- **YOUR TASK**: Restate the listing that follows word for word, without its pictures.
** Start of TASK INPUT **
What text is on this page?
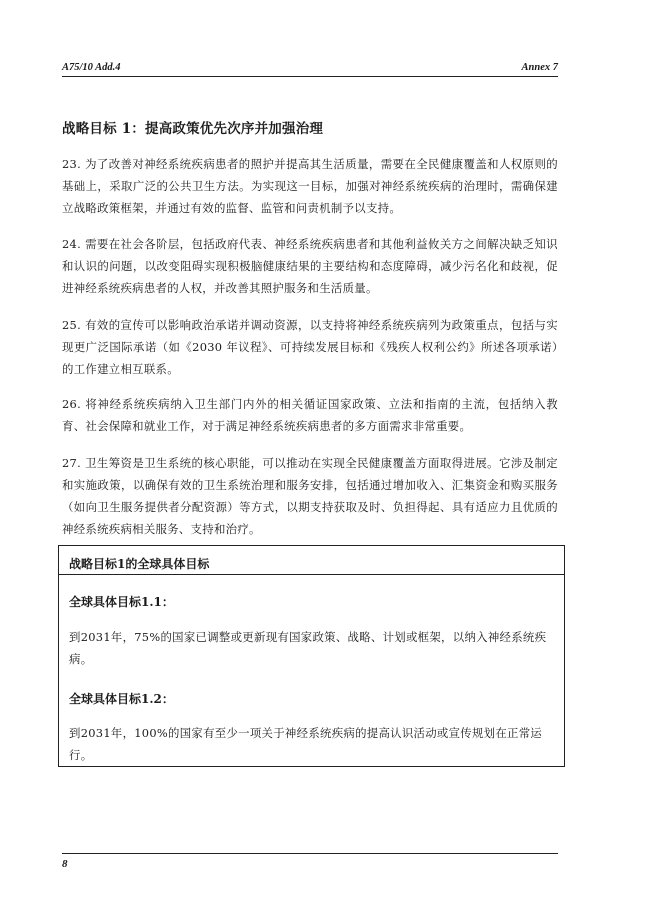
A75/10 Add.4	Annex 7
战略目标 1：提高政策优先次序并加强治理
23. 为了改善对神经系统疾病患者的照护并提高其生活质量，需要在全民健康覆盖和人权原则的基础上，采取广泛的公共卫生方法。为实现这一目标，加强对神经系统疾病的治理时，需确保建立战略政策框架，并通过有效的监督、监管和问责机制予以支持。
24. 需要在社会各阶层，包括政府代表、神经系统疾病患者和其他利益攸关方之间解决缺乏知识和认识的问题，以改变阻碍实现积极脑健康结果的主要结构和态度障碍，减少污名化和歧视，促进神经系统疾病患者的人权，并改善其照护服务和生活质量。
25. 有效的宣传可以影响政治承诺并调动资源，以支持将神经系统疾病列为政策重点，包括与实现更广泛国际承诺（如《2030 年议程》、可持续发展目标和《残疾人权利公约》所述各项承诺）的工作建立相互联系。
26. 将神经系统疾病纳入卫生部门内外的相关循证国家政策、立法和指南的主流，包括纳入教育、社会保障和就业工作，对于满足神经系统疾病患者的多方面需求非常重要。
27. 卫生筹资是卫生系统的核心职能，可以推动在实现全民健康覆盖方面取得进展。它涉及制定和实施政策，以确保有效的卫生系统治理和服务安排，包括通过增加收入、汇集资金和购买服务（如向卫生服务提供者分配资源）等方式，以期支持获取及时、负担得起、具有适应力且优质的神经系统疾病相关服务、支持和治疗。
战略目标1的全球具体目标
全球具体目标1.1：
到2031年，75%的国家已调整或更新现有国家政策、战略、计划或框架，以纳入神经系统疾病。
全球具体目标1.2：
到2031年，100%的国家有至少一项关于神经系统疾病的提高认识活动或宣传规划在正常运行。
8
** End of TASK INPUT **
- **RESPONSE**:
What text is on this page?
A75/10 Add.4	Annex 7
战略目标 1：提高政策优先次序并加强治理
23. 为了改善对神经系统疾病患者的照护并提高其生活质量，需要在全民健康覆盖和人权原则的基础上，采取广泛的公共卫生方法。为实现这一目标，加强对神经系统疾病的治理时，需确保建立战略政策框架，并通过有效的监督、监管和问责机制予以支持。
24. 需要在社会各阶层，包括政府代表、神经系统疾病患者和其他利益攸关方之间解决缺乏知识和认识的问题，以改变阻碍实现积极脑健康结果的主要结构和态度障碍，减少污名化和歧视，促进神经系统疾病患者的人权，并改善其照护服务和生活质量。
25. 有效的宣传可以影响政治承诺并调动资源，以支持将神经系统疾病列为政策重点，包括与实现更广泛国际承诺（如《2030 年议程》、可持续发展目标和《残疾人权利公约》所述各项承诺）的工作建立相互联系。
26. 将神经系统疾病纳入卫生部门内外的相关循证国家政策、立法和指南的主流，包括纳入教育、社会保障和就业工作，对于满足神经系统疾病患者的多方面需求非常重要。
27. 卫生筹资是卫生系统的核心职能，可以推动在实现全民健康覆盖方面取得进展。它涉及制定和实施政策，以确保有效的卫生系统治理和服务安排，包括通过增加收入、汇集资金和购买服务（如向卫生服务提供者分配资源）等方式，以期支持获取及时、负担得起、具有适应力且优质的神经系统疾病相关服务、支持和治疗。
战略目标1的全球具体目标
全球具体目标1.1：
到2031年，75%的国家已调整或更新现有国家政策、战略、计划或框架，以纳入神经系统疾病。
全球具体目标1.2：
到2031年，100%的国家有至少一项关于神经系统疾病的提高认识活动或宣传规划在正常运行。
8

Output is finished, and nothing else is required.